# Objective
Give an exact copy of every line, leaving images out.

# Working data
------------------------------------------------------------
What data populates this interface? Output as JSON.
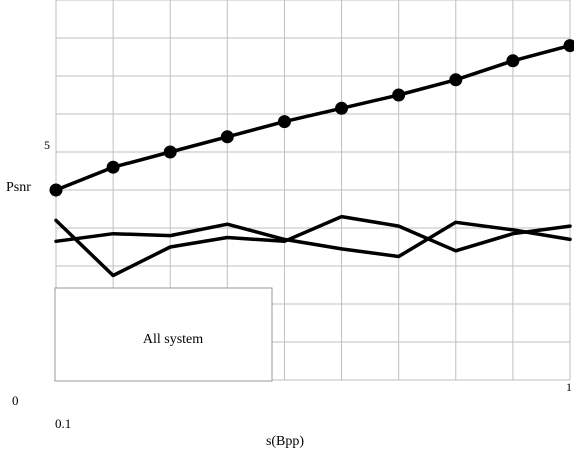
{
  "chart_data": {
    "type": "line",
    "title": "",
    "xlabel": "s(Bpp)",
    "ylabel": "Psnr",
    "grid": true,
    "x": [
      0.1,
      0.2,
      0.3,
      0.4,
      0.5,
      0.6,
      0.7,
      0.8,
      0.9,
      1.0
    ],
    "xlim": [
      0.1,
      1.0
    ],
    "ylim": [
      0,
      10
    ],
    "tick_labels": {
      "origin": "0",
      "x_start": "0.1",
      "x_end": "1",
      "y_mark": "5"
    },
    "legend": {
      "placement": "bottom-left",
      "text": "All system"
    },
    "series": [
      {
        "values": [
          5.0,
          5.6,
          6.0,
          6.4,
          6.8,
          7.15,
          7.5,
          7.9,
          8.4,
          8.8
        ],
        "markers": true
      },
      {
        "values": [
          4.2,
          2.75,
          3.5,
          3.75,
          3.65,
          4.3,
          4.05,
          3.4,
          3.85,
          4.05
        ],
        "markers": false
      },
      {
        "values": [
          3.65,
          3.85,
          3.8,
          4.1,
          3.7,
          3.45,
          3.25,
          4.15,
          3.95,
          3.7
        ],
        "markers": false
      }
    ]
  }
}
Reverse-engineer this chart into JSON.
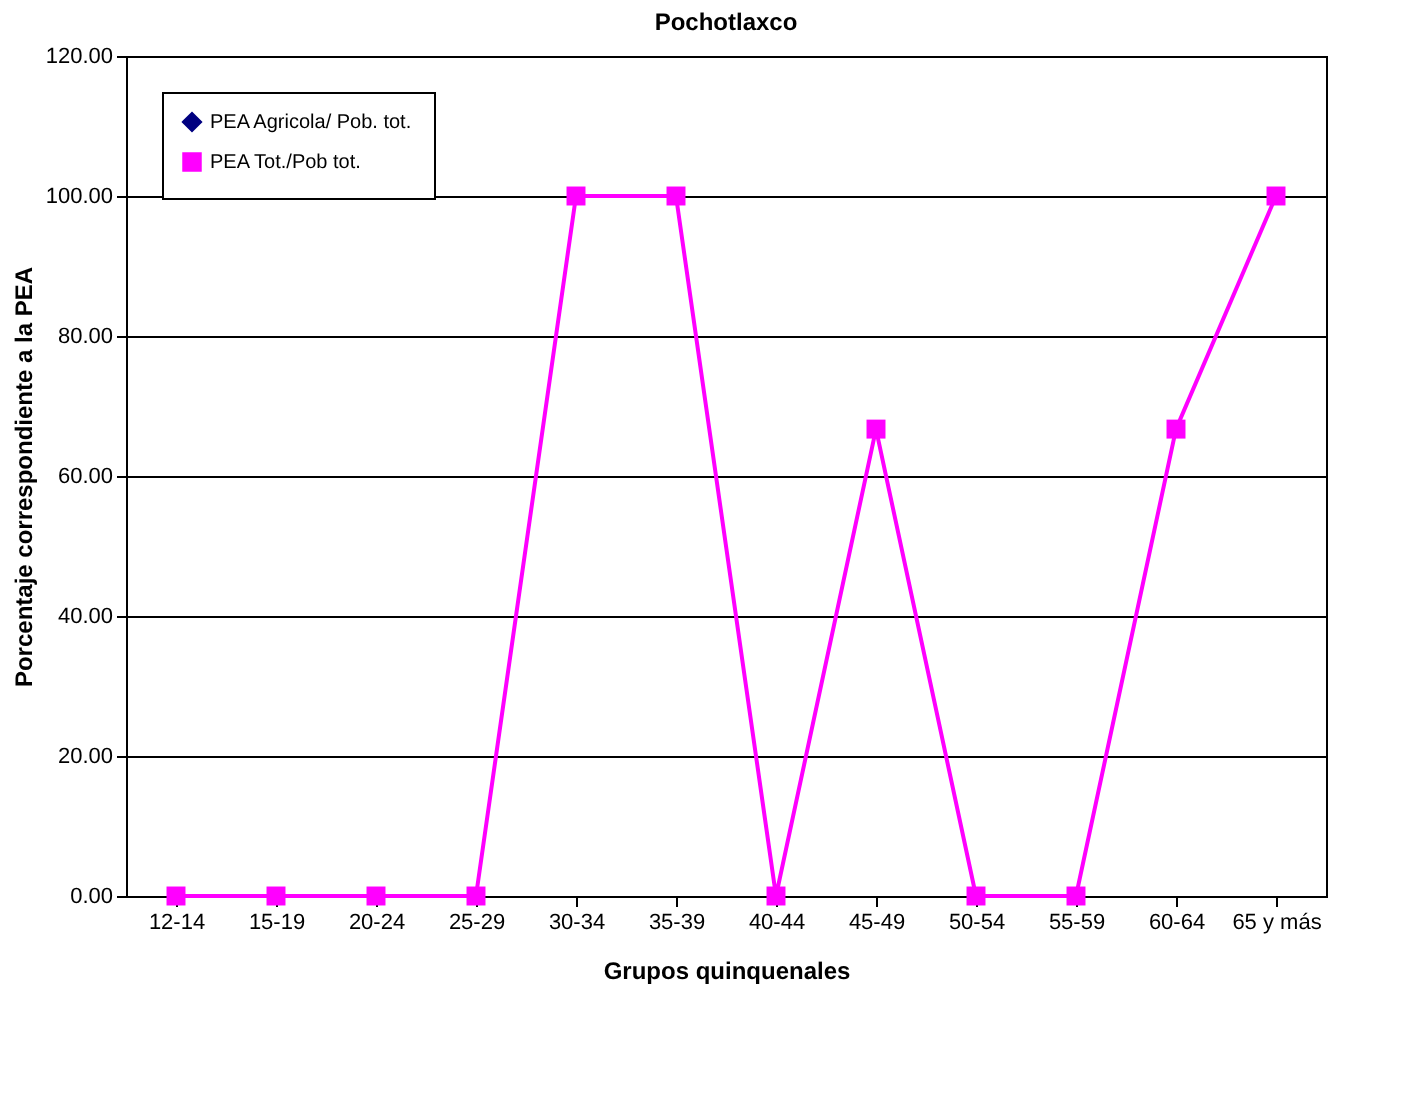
{
  "chart_data": {
    "type": "line",
    "title": "Pochotlaxco",
    "xlabel": "Grupos quinquenales",
    "ylabel": "Porcentaje correspondiente a la PEA",
    "categories": [
      "12-14",
      "15-19",
      "20-24",
      "25-29",
      "30-34",
      "35-39",
      "40-44",
      "45-49",
      "50-54",
      "55-59",
      "60-64",
      "65 y más"
    ],
    "series": [
      {
        "name": "PEA Agricola/ Pob. tot.",
        "color": "#000080",
        "marker": "diamond",
        "values": [
          null,
          null,
          null,
          null,
          null,
          null,
          null,
          null,
          null,
          null,
          null,
          null
        ]
      },
      {
        "name": "PEA Tot./Pob tot.",
        "color": "#ff00ff",
        "marker": "square",
        "values": [
          0,
          0,
          0,
          0,
          100,
          100,
          0,
          66.7,
          0,
          0,
          66.7,
          100
        ]
      }
    ],
    "ylim": [
      0,
      120
    ],
    "yticks": [
      {
        "value": 0,
        "label": "0.00"
      },
      {
        "value": 20,
        "label": "20.00"
      },
      {
        "value": 40,
        "label": "40.00"
      },
      {
        "value": 60,
        "label": "60.00"
      },
      {
        "value": 80,
        "label": "80.00"
      },
      {
        "value": 100,
        "label": "100.00"
      },
      {
        "value": 120,
        "label": "120.00"
      }
    ],
    "grid": "y",
    "legend": "top left",
    "line_style": "solid"
  }
}
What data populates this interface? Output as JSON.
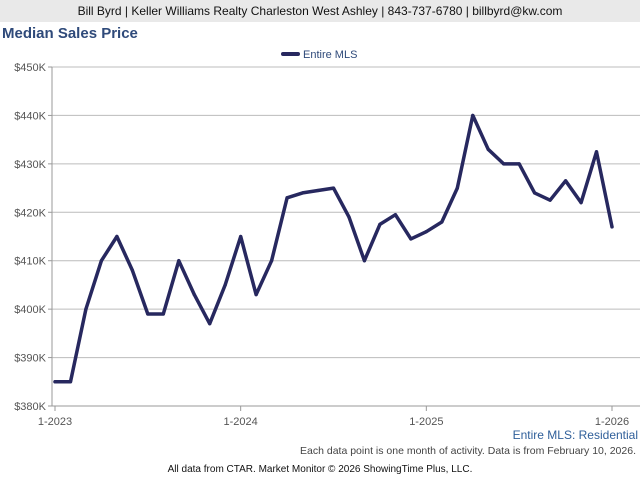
{
  "banner": {
    "text": "Bill Byrd | Keller Williams Realty Charleston West Ashley | 843-737-6780 | billbyrd@kw.com"
  },
  "chart_data": {
    "type": "line",
    "title": "Median Sales Price",
    "xlabel": "",
    "ylabel": "",
    "ylim": [
      380000,
      450000
    ],
    "yticks": [
      380000,
      390000,
      400000,
      410000,
      420000,
      430000,
      440000,
      450000
    ],
    "ytick_labels": [
      "$380K",
      "$390K",
      "$400K",
      "$410K",
      "$420K",
      "$430K",
      "$440K",
      "$450K"
    ],
    "xtick_labels": [
      "1-2023",
      "1-2024",
      "1-2025",
      "1-2026"
    ],
    "xtick_indices": [
      0,
      12,
      24,
      36
    ],
    "x": [
      "1-2023",
      "2-2023",
      "3-2023",
      "4-2023",
      "5-2023",
      "6-2023",
      "7-2023",
      "8-2023",
      "9-2023",
      "10-2023",
      "11-2023",
      "12-2023",
      "1-2024",
      "2-2024",
      "3-2024",
      "4-2024",
      "5-2024",
      "6-2024",
      "7-2024",
      "8-2024",
      "9-2024",
      "10-2024",
      "11-2024",
      "12-2024",
      "1-2025",
      "2-2025",
      "3-2025",
      "4-2025",
      "5-2025",
      "6-2025",
      "7-2025",
      "8-2025",
      "9-2025",
      "10-2025",
      "11-2025",
      "12-2025",
      "1-2026"
    ],
    "grid": true,
    "legend": "top-center",
    "series": [
      {
        "name": "Entire MLS",
        "color": "#27285f",
        "values": [
          385000,
          385000,
          400000,
          410000,
          415000,
          408000,
          399000,
          399000,
          410000,
          403000,
          397000,
          405000,
          415000,
          403000,
          410000,
          423000,
          424000,
          424500,
          425000,
          419000,
          410000,
          417500,
          419500,
          414500,
          416000,
          418000,
          425000,
          440000,
          433000,
          430000,
          430000,
          424000,
          422500,
          426500,
          422000,
          432500,
          417000
        ]
      }
    ]
  },
  "subtitle": "Entire MLS: Residential",
  "footnote": "Each data point is one month of activity. Data is from February 10, 2026.",
  "credits": "All data from CTAR. Market Monitor © 2026 ShowingTime Plus, LLC."
}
------------------------------------------------------------
# Final answer
What data populates this interface? Output as JSON.
{
  "chart_data": {
    "type": "line",
    "title": "",
    "xlabel": "s(Bpp)",
    "ylabel": "Psnr",
    "grid": true,
    "x": [
      0.1,
      0.2,
      0.3,
      0.4,
      0.5,
      0.6,
      0.7,
      0.8,
      0.9,
      1.0
    ],
    "xlim": [
      0.1,
      1.0
    ],
    "ylim": [
      0,
      10
    ],
    "tick_labels": {
      "origin": "0",
      "x_start": "0.1",
      "x_end": "1",
      "y_mark": "5"
    },
    "legend": {
      "placement": "bottom-left",
      "text": "All system"
    },
    "series": [
      {
        "values": [
          5.0,
          5.6,
          6.0,
          6.4,
          6.8,
          7.15,
          7.5,
          7.9,
          8.4,
          8.8
        ],
        "markers": true
      },
      {
        "values": [
          4.2,
          2.75,
          3.5,
          3.75,
          3.65,
          4.3,
          4.05,
          3.4,
          3.85,
          4.05
        ],
        "markers": false
      },
      {
        "values": [
          3.65,
          3.85,
          3.8,
          4.1,
          3.7,
          3.45,
          3.25,
          4.15,
          3.95,
          3.7
        ],
        "markers": false
      }
    ]
  }
}
Reverse-engineer this chart into JSON.
{
  "chart_data": {
    "type": "line",
    "title": "Pochotlaxco",
    "xlabel": "Grupos quinquenales",
    "ylabel": "Porcentaje correspondiente a la PEA",
    "categories": [
      "12-14",
      "15-19",
      "20-24",
      "25-29",
      "30-34",
      "35-39",
      "40-44",
      "45-49",
      "50-54",
      "55-59",
      "60-64",
      "65 y más"
    ],
    "series": [
      {
        "name": "PEA Agricola/ Pob. tot.",
        "color": "#000080",
        "marker": "diamond",
        "values": [
          null,
          null,
          null,
          null,
          null,
          null,
          null,
          null,
          null,
          null,
          null,
          null
        ]
      },
      {
        "name": "PEA Tot./Pob tot.",
        "color": "#ff00ff",
        "marker": "square",
        "values": [
          0,
          0,
          0,
          0,
          100,
          100,
          0,
          66.7,
          0,
          0,
          66.7,
          100
        ]
      }
    ],
    "ylim": [
      0,
      120
    ],
    "yticks": [
      {
        "value": 0,
        "label": "0.00"
      },
      {
        "value": 20,
        "label": "20.00"
      },
      {
        "value": 40,
        "label": "40.00"
      },
      {
        "value": 60,
        "label": "60.00"
      },
      {
        "value": 80,
        "label": "80.00"
      },
      {
        "value": 100,
        "label": "100.00"
      },
      {
        "value": 120,
        "label": "120.00"
      }
    ],
    "grid": "y",
    "legend": "top left",
    "line_style": "solid"
  }
}
What data populates this interface? Output as JSON.
{
  "banner": {
    "text": "Bill Byrd | Keller Williams Realty Charleston West Ashley | 843-737-6780 | billbyrd@kw.com"
  },
  "chart_data": {
    "type": "line",
    "title": "Median Sales Price",
    "xlabel": "",
    "ylabel": "",
    "ylim": [
      380000,
      450000
    ],
    "yticks": [
      380000,
      390000,
      400000,
      410000,
      420000,
      430000,
      440000,
      450000
    ],
    "ytick_labels": [
      "$380K",
      "$390K",
      "$400K",
      "$410K",
      "$420K",
      "$430K",
      "$440K",
      "$450K"
    ],
    "xtick_labels": [
      "1-2023",
      "1-2024",
      "1-2025",
      "1-2026"
    ],
    "xtick_indices": [
      0,
      12,
      24,
      36
    ],
    "x": [
      "1-2023",
      "2-2023",
      "3-2023",
      "4-2023",
      "5-2023",
      "6-2023",
      "7-2023",
      "8-2023",
      "9-2023",
      "10-2023",
      "11-2023",
      "12-2023",
      "1-2024",
      "2-2024",
      "3-2024",
      "4-2024",
      "5-2024",
      "6-2024",
      "7-2024",
      "8-2024",
      "9-2024",
      "10-2024",
      "11-2024",
      "12-2024",
      "1-2025",
      "2-2025",
      "3-2025",
      "4-2025",
      "5-2025",
      "6-2025",
      "7-2025",
      "8-2025",
      "9-2025",
      "10-2025",
      "11-2025",
      "12-2025",
      "1-2026"
    ],
    "grid": true,
    "legend": "top-center",
    "series": [
      {
        "name": "Entire MLS",
        "color": "#27285f",
        "values": [
          385000,
          385000,
          400000,
          410000,
          415000,
          408000,
          399000,
          399000,
          410000,
          403000,
          397000,
          405000,
          415000,
          403000,
          410000,
          423000,
          424000,
          424500,
          425000,
          419000,
          410000,
          417500,
          419500,
          414500,
          416000,
          418000,
          425000,
          440000,
          433000,
          430000,
          430000,
          424000,
          422500,
          426500,
          422000,
          432500,
          417000
        ]
      }
    ]
  },
  "subtitle": "Entire MLS: Residential",
  "footnote": "Each data point is one month of activity. Data is from February 10, 2026.",
  "credits": "All data from CTAR. Market Monitor © 2026 ShowingTime Plus, LLC."
}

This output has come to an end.